# registro (de agua)



## Barbara S.

This is about hydrolics: a "registro" at least in Mexico, is a small well where bathroom or kitchen waste water empties out and then goes down another pipe on its journey to the sewer. What is this well called in English? In Google images I saw a Roman "registro" which was referred to as a "pozo".


----------



## rholt

could be a "sump" or "holding tank".

Probably not a septic tank since they are dangerous to small children and animals.


----------



## Barbara S.

Thanks. I should have mentioned that the "registro" is covered with an iron lid. No danger to children or pets. Sump sounds close but maybe to general.


----------



## clipper

I would generally refer to this as an inspection chamber, (I believe you are referring to what the Spanish would call bote sifónico)

http://img102.imageshack.us/img102/5628/botesifonico007bx7.jpg


----------



## BeliBlues

11 years later... I am pretty sure "manhole" is the word you were looking for.


----------



## Peter P

I agree with BeliBlues. 
“manhole” is the right word in that case. 
Saludos 
Peter P.


----------



## train99

I agree too with BeliBlues on the term "Manhole". 
Manhole: A hole, usually with a cover, through which a person may enter a sewer, boiler, drain, or similar structure.
Saludos.
================================
» **Jobs**:
1. Retype the thread on the English word for a "registro," starting with "## BeliBlues" and going on through "in that case.".
2. Extend the thread on the English word for a "registro" from where it stops.

» **Extracted records**:
================================
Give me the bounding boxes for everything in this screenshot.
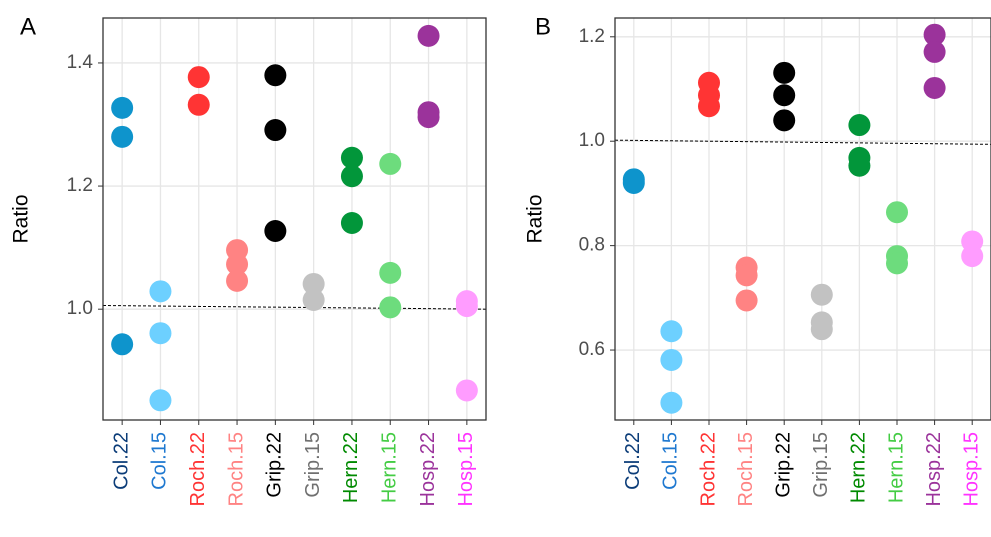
================================
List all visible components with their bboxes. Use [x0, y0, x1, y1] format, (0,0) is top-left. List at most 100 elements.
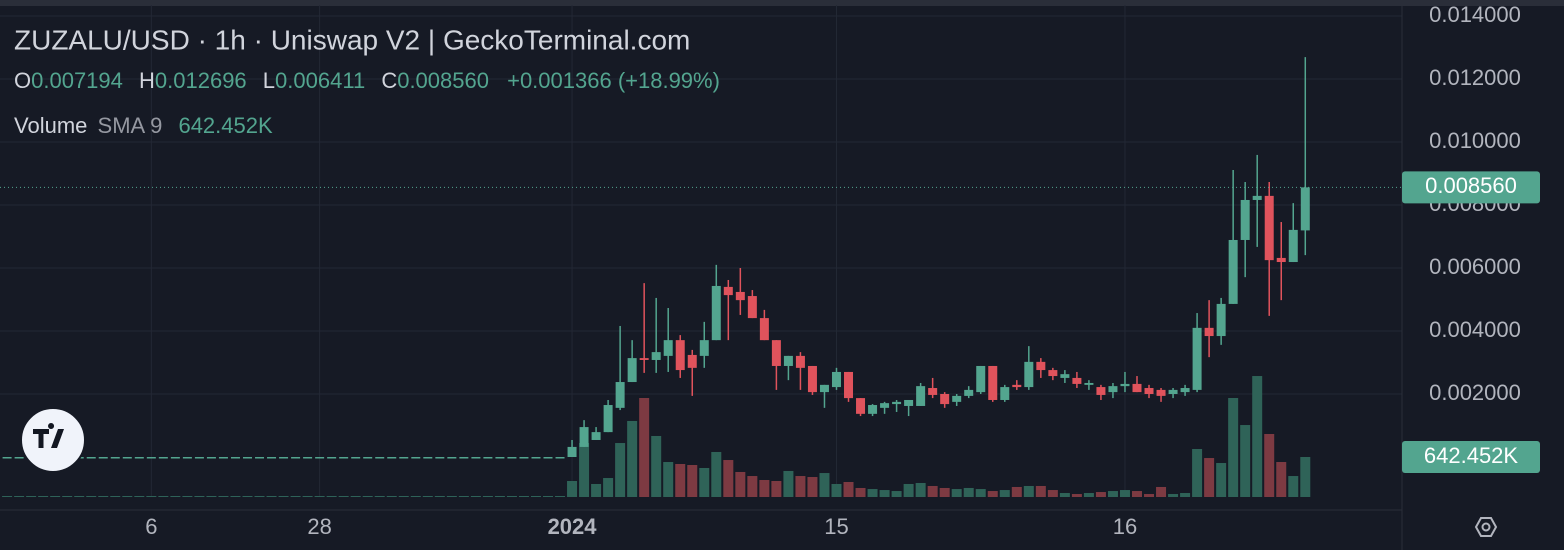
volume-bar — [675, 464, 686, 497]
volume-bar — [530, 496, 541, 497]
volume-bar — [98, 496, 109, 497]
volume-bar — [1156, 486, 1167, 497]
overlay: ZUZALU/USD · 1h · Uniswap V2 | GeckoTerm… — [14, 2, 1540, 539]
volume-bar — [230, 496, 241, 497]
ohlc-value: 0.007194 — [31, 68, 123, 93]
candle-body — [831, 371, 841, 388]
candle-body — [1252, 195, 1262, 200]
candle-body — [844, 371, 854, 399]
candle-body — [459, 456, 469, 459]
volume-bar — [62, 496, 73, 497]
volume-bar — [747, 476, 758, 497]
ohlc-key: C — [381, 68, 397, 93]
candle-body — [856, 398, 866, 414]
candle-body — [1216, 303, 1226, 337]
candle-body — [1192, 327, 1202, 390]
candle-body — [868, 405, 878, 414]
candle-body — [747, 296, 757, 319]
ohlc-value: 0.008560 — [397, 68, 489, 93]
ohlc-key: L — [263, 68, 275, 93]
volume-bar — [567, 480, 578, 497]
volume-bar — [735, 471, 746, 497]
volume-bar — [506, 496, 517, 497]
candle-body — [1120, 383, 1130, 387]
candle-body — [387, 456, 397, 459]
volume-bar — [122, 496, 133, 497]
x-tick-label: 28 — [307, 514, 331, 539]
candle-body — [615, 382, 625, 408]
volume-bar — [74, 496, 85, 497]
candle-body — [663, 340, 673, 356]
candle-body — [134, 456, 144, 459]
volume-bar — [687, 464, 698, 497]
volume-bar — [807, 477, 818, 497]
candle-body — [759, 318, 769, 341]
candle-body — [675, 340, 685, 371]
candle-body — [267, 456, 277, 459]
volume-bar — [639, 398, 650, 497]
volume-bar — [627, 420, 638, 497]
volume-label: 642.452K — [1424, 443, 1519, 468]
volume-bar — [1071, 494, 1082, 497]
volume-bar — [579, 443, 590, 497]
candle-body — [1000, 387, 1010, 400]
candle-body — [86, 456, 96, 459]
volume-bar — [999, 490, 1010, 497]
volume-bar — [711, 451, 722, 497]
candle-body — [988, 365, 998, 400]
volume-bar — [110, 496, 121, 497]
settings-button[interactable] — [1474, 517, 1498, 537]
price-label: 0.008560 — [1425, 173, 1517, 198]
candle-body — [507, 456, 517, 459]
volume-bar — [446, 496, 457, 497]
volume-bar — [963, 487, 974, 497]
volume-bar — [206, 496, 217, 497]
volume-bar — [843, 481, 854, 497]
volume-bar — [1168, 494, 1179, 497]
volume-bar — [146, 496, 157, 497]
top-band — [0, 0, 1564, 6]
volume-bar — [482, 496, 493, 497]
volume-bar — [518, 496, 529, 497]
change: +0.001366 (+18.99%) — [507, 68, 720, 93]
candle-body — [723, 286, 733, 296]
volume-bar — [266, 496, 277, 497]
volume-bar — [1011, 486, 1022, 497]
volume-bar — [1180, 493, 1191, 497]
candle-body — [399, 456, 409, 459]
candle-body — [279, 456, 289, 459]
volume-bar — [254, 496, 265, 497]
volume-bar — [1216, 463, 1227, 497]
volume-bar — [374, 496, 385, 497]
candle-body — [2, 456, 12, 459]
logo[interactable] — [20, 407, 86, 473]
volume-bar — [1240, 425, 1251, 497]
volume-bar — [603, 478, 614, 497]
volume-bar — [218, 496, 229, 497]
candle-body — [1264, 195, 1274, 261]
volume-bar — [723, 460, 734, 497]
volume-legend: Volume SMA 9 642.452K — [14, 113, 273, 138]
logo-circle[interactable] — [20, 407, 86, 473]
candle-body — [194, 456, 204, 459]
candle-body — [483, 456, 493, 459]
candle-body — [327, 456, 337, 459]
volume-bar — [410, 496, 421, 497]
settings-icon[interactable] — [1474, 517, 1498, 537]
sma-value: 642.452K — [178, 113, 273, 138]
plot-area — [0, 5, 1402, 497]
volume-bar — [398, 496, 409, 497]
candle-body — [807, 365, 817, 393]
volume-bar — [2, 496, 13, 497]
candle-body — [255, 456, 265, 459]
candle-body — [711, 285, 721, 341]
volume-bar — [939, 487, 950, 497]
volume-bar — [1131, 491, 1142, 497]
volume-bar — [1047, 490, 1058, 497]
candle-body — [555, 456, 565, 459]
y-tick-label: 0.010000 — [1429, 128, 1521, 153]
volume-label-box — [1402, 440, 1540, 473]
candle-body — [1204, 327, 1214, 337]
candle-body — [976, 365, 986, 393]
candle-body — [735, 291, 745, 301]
================================
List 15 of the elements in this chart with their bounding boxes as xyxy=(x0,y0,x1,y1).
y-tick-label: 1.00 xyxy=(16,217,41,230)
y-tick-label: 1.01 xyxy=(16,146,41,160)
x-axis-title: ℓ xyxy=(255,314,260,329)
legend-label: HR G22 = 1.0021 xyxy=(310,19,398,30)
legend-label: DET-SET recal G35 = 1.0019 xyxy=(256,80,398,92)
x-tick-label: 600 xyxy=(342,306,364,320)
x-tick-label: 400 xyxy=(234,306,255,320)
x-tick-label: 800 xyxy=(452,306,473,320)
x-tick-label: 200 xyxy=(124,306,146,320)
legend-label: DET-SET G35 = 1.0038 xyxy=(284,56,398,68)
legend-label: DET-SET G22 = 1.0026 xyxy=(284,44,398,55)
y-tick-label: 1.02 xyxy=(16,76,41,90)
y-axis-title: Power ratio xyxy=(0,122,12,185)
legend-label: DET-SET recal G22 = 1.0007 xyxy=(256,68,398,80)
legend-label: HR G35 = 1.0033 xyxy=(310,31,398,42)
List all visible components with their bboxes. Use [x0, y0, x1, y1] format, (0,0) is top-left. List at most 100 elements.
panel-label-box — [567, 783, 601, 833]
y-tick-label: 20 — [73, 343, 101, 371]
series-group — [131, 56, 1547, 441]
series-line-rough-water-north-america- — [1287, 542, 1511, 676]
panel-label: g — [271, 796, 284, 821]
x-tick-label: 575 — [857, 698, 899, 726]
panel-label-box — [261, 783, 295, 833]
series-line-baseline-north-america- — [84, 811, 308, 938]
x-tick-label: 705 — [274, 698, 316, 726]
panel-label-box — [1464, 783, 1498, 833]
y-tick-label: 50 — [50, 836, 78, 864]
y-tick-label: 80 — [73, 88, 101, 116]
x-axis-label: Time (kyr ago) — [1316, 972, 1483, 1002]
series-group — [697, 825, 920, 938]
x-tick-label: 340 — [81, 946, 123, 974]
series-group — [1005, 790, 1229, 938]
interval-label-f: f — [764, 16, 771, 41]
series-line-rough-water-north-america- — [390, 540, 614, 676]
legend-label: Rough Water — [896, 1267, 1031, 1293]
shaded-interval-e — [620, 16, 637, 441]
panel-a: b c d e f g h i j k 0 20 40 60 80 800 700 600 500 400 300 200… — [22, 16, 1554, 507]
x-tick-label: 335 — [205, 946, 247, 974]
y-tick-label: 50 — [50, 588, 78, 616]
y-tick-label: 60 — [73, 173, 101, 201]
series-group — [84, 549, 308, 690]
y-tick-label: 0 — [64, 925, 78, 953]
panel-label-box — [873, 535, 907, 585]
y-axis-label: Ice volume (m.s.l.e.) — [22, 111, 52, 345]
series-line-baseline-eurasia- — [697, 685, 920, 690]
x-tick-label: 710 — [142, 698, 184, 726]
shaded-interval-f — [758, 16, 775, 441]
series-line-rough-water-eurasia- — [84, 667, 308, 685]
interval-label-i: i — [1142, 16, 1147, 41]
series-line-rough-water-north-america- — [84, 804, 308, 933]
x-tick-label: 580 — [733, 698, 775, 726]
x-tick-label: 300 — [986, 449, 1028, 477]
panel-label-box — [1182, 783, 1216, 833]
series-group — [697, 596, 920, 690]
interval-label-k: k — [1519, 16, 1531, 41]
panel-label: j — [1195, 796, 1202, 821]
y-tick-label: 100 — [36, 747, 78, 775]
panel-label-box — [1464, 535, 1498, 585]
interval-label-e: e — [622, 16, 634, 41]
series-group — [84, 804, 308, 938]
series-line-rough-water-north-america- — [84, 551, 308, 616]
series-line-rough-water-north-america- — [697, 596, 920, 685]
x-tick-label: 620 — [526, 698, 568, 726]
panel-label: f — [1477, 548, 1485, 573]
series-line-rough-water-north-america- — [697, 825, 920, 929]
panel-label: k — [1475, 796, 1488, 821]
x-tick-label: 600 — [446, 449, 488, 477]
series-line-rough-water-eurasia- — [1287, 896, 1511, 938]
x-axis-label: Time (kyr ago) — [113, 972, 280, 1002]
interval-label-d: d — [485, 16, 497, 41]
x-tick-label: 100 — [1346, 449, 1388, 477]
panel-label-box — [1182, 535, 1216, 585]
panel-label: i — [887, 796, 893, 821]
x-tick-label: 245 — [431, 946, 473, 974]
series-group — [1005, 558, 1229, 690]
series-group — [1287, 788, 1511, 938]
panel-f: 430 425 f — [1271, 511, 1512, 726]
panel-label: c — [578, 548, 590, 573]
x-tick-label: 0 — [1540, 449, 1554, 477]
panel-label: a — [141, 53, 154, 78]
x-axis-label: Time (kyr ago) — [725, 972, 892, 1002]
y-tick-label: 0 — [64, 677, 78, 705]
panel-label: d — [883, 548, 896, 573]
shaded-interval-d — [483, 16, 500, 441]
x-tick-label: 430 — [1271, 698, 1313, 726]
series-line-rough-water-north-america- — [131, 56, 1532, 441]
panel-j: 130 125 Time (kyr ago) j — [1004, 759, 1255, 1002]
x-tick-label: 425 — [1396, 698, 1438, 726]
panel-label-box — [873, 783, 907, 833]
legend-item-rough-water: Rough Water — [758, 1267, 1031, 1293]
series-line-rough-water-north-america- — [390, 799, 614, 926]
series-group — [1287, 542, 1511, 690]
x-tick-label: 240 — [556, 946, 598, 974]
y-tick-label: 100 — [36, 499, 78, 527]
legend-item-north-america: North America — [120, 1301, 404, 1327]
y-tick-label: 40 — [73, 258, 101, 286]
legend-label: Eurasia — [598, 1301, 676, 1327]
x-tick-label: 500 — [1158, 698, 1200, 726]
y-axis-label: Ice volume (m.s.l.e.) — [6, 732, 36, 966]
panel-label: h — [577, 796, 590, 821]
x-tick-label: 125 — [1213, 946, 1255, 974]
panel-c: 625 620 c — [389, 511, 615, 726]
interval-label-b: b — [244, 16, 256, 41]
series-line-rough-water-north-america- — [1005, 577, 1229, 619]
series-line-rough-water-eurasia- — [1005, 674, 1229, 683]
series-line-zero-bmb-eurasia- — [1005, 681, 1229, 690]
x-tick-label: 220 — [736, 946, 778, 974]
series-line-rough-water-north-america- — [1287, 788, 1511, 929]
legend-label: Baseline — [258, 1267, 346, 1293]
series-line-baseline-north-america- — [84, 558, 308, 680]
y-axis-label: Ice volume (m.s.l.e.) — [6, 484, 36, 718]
================================
» **Responses by task**:
1.
## BeliBlues

11 years later... I am pretty sure "manhole" is the word you were looking for.


----------



## Peter P

I agree with BeliBlues. 
“manhole” is the right word in that case.

2.
----------



## Isabel Sewell

Algo a considerar
"Hydraulic manhole lift" es un aparato en ruedas para levantar la puerta de un registro (manhole, point-of-access). Un manhole se utiliza para llevar a cabo una inspección. Existen electric manholes, plumbing/water supply manholes, sewage drainage manholes (human waste) , stormwater drainage manholes...
Espero ayude


----------



## Gavril

"manhole" only sounds right to me if the opening is big enough for a person's entire body to fit through.

Something smaller than that, which is merely big enough to look through (not to actually go through), would be called something else -- I'm not sure what, but not "manhole".


----------



## Benzene

Gavril said:


> "manhole" only sounds right to me if the opening is big enough for a person's entire body to fit through.
> 
> Something smaller than that, which is merely big enough to look through (not to actually go through), would be called something else -- I'm not sure what, but not "manhole".


_Hi Gavril!

I personally would call a small manhole unsuitable for the man access through it with the terms "small access hatch or wellway (Canadian term)".

Bye,
*Benzene*_


----------



## Mastoc

Coincido con lo dicho por Gavril, manhole es para el ingreso de personas a cámaras, tanques, etc.
Sugiero "floor drain".


----------



## Katzuhiko Minohara

How do you say in English "registro" with the meaning of this thread?
It is a word you hear from the pulmber when you do home improvements
in the bathroom or in the kitchen. 

It seems that it is not any of the above words suggested:
manhole, small well, sump, holding tank, inspection chmber, 

excepted for:
floor drain,

but I would like a confirmation from a native speaker.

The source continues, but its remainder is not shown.